_Entries shown_:
"""

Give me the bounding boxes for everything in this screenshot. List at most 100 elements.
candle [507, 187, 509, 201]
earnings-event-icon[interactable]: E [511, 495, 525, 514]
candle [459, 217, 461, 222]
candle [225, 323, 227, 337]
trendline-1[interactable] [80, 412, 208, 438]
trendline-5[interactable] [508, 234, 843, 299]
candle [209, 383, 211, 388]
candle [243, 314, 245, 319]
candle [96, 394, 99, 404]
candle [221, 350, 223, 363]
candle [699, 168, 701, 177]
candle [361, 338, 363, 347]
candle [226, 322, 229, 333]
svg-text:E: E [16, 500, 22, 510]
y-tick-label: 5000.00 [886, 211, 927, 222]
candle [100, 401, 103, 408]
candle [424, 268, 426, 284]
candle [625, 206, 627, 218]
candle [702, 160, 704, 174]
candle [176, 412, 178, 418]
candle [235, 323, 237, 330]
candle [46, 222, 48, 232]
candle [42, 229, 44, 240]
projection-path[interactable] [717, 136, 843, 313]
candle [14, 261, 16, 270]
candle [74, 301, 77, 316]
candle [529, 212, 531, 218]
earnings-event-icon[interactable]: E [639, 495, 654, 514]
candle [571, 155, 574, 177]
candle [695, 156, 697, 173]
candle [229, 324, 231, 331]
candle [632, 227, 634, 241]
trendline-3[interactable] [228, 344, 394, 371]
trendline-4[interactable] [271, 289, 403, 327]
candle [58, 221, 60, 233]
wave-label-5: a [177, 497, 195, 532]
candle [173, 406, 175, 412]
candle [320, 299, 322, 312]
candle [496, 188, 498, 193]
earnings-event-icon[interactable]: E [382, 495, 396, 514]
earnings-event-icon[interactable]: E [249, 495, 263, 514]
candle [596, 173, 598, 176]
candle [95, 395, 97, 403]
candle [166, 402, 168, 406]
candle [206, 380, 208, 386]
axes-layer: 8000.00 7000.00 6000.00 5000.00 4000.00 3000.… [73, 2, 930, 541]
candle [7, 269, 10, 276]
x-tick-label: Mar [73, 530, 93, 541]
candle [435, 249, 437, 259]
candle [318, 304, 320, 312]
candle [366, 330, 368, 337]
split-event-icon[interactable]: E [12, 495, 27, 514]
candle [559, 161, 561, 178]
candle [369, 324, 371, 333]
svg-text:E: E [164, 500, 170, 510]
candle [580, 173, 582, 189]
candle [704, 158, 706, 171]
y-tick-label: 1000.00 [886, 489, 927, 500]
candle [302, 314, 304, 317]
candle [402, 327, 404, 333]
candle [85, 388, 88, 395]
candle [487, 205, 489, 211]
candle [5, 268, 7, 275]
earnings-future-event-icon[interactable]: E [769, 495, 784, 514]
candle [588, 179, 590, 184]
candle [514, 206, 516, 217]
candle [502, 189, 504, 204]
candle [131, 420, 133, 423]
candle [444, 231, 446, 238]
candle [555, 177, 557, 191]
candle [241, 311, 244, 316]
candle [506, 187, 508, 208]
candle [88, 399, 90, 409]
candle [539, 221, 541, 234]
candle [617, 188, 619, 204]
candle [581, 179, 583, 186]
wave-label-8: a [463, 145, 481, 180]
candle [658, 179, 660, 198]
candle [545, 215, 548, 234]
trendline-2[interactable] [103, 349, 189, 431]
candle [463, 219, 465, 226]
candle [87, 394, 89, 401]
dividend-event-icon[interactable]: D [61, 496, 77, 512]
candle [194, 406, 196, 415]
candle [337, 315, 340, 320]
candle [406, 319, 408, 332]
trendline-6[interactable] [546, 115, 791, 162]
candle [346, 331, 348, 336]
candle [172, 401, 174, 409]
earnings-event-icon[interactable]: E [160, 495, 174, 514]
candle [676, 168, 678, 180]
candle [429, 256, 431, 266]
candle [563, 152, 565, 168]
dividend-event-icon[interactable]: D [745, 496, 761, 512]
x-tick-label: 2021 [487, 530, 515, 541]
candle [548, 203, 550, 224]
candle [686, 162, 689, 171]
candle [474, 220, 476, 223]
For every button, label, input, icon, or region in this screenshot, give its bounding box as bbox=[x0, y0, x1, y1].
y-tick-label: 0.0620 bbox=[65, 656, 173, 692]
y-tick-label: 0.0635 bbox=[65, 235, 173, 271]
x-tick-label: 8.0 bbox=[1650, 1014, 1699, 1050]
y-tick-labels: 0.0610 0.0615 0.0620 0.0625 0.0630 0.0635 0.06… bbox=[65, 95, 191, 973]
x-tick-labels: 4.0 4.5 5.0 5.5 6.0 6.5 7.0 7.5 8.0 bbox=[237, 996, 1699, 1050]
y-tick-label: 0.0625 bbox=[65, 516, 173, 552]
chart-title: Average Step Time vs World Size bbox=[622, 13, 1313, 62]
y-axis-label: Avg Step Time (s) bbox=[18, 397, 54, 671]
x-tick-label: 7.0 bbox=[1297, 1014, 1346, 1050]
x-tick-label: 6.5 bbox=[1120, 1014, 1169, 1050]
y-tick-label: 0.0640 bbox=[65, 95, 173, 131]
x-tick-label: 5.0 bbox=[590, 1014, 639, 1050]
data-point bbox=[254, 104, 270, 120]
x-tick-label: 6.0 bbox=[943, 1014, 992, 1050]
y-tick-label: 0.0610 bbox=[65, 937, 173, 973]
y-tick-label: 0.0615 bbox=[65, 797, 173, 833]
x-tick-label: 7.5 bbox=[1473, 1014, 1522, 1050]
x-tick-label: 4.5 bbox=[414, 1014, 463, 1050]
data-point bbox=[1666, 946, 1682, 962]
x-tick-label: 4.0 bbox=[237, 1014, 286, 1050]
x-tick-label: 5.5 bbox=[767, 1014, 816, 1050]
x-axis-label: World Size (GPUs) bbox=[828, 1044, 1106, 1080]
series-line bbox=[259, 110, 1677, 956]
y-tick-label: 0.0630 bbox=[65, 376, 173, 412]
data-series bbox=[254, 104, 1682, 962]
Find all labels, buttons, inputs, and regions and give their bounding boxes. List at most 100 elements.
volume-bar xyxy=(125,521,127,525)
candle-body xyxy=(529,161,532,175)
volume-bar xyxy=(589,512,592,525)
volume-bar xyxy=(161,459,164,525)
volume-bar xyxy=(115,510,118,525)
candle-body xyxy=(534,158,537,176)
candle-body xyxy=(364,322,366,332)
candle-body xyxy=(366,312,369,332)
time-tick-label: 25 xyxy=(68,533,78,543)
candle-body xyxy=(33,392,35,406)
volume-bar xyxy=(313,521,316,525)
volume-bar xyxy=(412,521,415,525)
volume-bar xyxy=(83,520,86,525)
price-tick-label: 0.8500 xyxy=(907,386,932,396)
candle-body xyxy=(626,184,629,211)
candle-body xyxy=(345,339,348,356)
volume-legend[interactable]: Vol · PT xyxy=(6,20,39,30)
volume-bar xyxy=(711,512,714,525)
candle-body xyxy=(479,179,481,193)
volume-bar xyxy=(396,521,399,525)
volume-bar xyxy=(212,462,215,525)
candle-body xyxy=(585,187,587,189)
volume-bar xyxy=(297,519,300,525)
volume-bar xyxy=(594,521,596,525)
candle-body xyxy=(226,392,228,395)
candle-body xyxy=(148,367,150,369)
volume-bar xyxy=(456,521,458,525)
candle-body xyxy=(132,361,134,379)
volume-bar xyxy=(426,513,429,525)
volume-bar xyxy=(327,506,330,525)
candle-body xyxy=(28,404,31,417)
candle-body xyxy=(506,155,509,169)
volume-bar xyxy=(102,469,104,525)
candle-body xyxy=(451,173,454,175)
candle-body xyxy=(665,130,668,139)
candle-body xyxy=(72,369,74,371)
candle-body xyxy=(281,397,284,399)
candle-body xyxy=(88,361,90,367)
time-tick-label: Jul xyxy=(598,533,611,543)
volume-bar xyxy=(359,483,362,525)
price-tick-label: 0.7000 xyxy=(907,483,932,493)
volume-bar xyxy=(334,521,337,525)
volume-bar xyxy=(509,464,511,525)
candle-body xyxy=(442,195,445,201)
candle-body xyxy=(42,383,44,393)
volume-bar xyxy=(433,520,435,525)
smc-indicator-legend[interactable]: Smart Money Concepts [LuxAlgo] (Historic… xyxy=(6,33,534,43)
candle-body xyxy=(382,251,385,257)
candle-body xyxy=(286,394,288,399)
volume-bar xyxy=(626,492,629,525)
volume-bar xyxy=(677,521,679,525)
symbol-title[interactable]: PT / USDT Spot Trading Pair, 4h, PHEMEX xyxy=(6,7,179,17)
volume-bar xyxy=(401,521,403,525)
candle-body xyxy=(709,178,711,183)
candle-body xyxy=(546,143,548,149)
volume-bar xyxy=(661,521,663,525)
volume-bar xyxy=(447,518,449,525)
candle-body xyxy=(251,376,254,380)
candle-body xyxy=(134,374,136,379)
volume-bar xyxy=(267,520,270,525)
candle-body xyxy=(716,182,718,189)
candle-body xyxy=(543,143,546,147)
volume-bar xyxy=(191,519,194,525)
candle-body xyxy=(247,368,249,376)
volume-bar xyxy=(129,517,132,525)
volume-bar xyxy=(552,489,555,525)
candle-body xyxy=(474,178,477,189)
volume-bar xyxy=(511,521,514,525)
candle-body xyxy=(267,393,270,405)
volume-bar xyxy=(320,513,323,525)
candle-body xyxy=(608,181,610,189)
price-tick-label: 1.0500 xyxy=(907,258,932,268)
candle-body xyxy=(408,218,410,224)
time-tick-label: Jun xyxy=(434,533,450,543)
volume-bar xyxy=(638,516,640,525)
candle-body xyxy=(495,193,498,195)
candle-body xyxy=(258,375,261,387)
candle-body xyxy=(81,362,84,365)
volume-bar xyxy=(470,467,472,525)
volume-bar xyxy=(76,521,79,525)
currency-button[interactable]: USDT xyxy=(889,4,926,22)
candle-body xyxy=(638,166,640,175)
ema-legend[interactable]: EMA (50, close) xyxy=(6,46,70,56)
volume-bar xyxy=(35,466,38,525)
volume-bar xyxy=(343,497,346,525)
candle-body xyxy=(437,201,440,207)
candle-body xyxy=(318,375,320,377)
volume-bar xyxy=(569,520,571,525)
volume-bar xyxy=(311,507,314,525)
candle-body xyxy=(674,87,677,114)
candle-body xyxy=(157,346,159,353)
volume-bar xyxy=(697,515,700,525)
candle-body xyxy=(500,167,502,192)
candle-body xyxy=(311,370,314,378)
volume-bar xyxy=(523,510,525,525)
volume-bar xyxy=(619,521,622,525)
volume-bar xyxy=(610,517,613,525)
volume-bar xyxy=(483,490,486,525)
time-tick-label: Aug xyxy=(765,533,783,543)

"""

_Exercise details_:
Reproduce everything in the listing above, from its first line down to and including the line containing "axes-layer: 8000.00 7000.00".

_Full output_:
Give me the bounding boxes for everything in this screenshot. List at most 100 elements.
candle [507, 187, 509, 201]
earnings-event-icon[interactable]: E [511, 495, 525, 514]
candle [459, 217, 461, 222]
candle [225, 323, 227, 337]
trendline-1[interactable] [80, 412, 208, 438]
trendline-5[interactable] [508, 234, 843, 299]
candle [209, 383, 211, 388]
candle [243, 314, 245, 319]
candle [96, 394, 99, 404]
candle [221, 350, 223, 363]
candle [699, 168, 701, 177]
candle [361, 338, 363, 347]
candle [226, 322, 229, 333]
svg-text:E: E [16, 500, 22, 510]
y-tick-label: 5000.00 [886, 211, 927, 222]
candle [100, 401, 103, 408]
candle [424, 268, 426, 284]
candle [625, 206, 627, 218]
candle [702, 160, 704, 174]
candle [176, 412, 178, 418]
candle [235, 323, 237, 330]
candle [46, 222, 48, 232]
candle [42, 229, 44, 240]
projection-path[interactable] [717, 136, 843, 313]
candle [14, 261, 16, 270]
candle [74, 301, 77, 316]
candle [529, 212, 531, 218]
earnings-event-icon[interactable]: E [639, 495, 654, 514]
candle [571, 155, 574, 177]
candle [695, 156, 697, 173]
candle [229, 324, 231, 331]
candle [632, 227, 634, 241]
trendline-3[interactable] [228, 344, 394, 371]
trendline-4[interactable] [271, 289, 403, 327]
candle [58, 221, 60, 233]
wave-label-5: a [177, 497, 195, 532]
candle [173, 406, 175, 412]
candle [320, 299, 322, 312]
candle [496, 188, 498, 193]
earnings-event-icon[interactable]: E [382, 495, 396, 514]
earnings-event-icon[interactable]: E [249, 495, 263, 514]
candle [596, 173, 598, 176]
candle [95, 395, 97, 403]
candle [166, 402, 168, 406]
candle [206, 380, 208, 386]
axes-layer: 8000.00 7000.00 6000.00 5000.00 4000.00 3000.… [73, 2, 930, 541]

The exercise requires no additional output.